Dataset excerpt:
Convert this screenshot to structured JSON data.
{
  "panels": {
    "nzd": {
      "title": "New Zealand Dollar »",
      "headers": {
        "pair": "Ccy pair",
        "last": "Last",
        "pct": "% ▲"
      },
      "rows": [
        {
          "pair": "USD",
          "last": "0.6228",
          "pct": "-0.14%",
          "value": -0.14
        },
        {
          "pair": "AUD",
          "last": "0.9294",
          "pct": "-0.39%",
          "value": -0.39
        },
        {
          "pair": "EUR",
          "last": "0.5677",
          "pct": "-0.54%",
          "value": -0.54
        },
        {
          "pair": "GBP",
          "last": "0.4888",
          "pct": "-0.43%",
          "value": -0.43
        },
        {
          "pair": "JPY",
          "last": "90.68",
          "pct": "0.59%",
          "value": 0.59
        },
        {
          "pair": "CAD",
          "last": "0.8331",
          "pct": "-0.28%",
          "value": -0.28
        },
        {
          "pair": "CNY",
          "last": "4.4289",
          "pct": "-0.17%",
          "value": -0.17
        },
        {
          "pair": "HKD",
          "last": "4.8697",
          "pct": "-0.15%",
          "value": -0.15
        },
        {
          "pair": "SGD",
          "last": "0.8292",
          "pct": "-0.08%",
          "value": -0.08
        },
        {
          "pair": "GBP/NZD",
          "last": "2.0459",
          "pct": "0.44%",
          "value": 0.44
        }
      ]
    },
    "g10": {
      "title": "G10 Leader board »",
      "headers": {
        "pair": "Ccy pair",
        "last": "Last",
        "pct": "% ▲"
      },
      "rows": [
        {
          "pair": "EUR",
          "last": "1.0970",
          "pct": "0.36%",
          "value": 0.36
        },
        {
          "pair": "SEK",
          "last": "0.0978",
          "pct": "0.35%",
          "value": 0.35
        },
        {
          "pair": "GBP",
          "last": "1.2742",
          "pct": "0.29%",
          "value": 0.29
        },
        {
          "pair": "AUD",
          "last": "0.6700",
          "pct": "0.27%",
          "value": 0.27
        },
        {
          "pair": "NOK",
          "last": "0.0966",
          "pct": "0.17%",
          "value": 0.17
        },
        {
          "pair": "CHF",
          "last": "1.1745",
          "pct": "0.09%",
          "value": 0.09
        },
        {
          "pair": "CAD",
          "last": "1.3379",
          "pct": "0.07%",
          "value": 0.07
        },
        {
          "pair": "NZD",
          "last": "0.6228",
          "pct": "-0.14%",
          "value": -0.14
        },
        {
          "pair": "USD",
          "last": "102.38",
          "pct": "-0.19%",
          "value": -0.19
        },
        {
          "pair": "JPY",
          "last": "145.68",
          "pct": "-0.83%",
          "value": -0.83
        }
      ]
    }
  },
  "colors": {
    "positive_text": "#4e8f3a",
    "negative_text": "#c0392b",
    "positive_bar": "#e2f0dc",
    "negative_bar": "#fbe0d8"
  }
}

Exercise instructions:
Here, the records must be output exactly and in full.

Worked solution:
Convert this screenshot to structured JSON data.
{
  "panels": {
    "nzd": {
      "title": "New Zealand Dollar »",
      "headers": {
        "pair": "Ccy pair",
        "last": "Last",
        "pct": "% ▲"
      },
      "rows": [
        {
          "pair": "USD",
          "last": "0.6228",
          "pct": "-0.14%",
          "value": -0.14
        },
        {
          "pair": "AUD",
          "last": "0.9294",
          "pct": "-0.39%",
          "value": -0.39
        },
        {
          "pair": "EUR",
          "last": "0.5677",
          "pct": "-0.54%",
          "value": -0.54
        },
        {
          "pair": "GBP",
          "last": "0.4888",
          "pct": "-0.43%",
          "value": -0.43
        },
        {
          "pair": "JPY",
          "last": "90.68",
          "pct": "0.59%",
          "value": 0.59
        },
        {
          "pair": "CAD",
          "last": "0.8331",
          "pct": "-0.28%",
          "value": -0.28
        },
        {
          "pair": "CNY",
          "last": "4.4289",
          "pct": "-0.17%",
          "value": -0.17
        },
        {
          "pair": "HKD",
          "last": "4.8697",
          "pct": "-0.15%",
          "value": -0.15
        },
        {
          "pair": "SGD",
          "last": "0.8292",
          "pct": "-0.08%",
          "value": -0.08
        },
        {
          "pair": "GBP/NZD",
          "last": "2.0459",
          "pct": "0.44%",
          "value": 0.44
        }
      ]
    },
    "g10": {
      "title": "G10 Leader board »",
      "headers": {
        "pair": "Ccy pair",
        "last": "Last",
        "pct": "% ▲"
      },
      "rows": [
        {
          "pair": "EUR",
          "last": "1.0970",
          "pct": "0.36%",
          "value": 0.36
        },
        {
          "pair": "SEK",
          "last": "0.0978",
          "pct": "0.35%",
          "value": 0.35
        },
        {
          "pair": "GBP",
          "last": "1.2742",
          "pct": "0.29%",
          "value": 0.29
        },
        {
          "pair": "AUD",
          "last": "0.6700",
          "pct": "0.27%",
          "value": 0.27
        },
        {
          "pair": "NOK",
          "last": "0.0966",
          "pct": "0.17%",
          "value": 0.17
        },
        {
          "pair": "CHF",
          "last": "1.1745",
          "pct": "0.09%",
          "value": 0.09
        },
        {
          "pair": "CAD",
          "last": "1.3379",
          "pct": "0.07%",
          "value": 0.07
        },
        {
          "pair": "NZD",
          "last": "0.6228",
          "pct": "-0.14%",
          "value": -0.14
        },
        {
          "pair": "USD",
          "last": "102.38",
          "pct": "-0.19%",
          "value": -0.19
        },
        {
          "pair": "JPY",
          "last": "145.68",
          "pct": "-0.83%",
          "value": -0.83
        }
      ]
    }
  },
  "colors": {
    "positive_text": "#4e8f3a",
    "negative_text": "#c0392b",
    "positive_bar": "#e2f0dc",
    "negative_bar": "#fbe0d8"
  }
}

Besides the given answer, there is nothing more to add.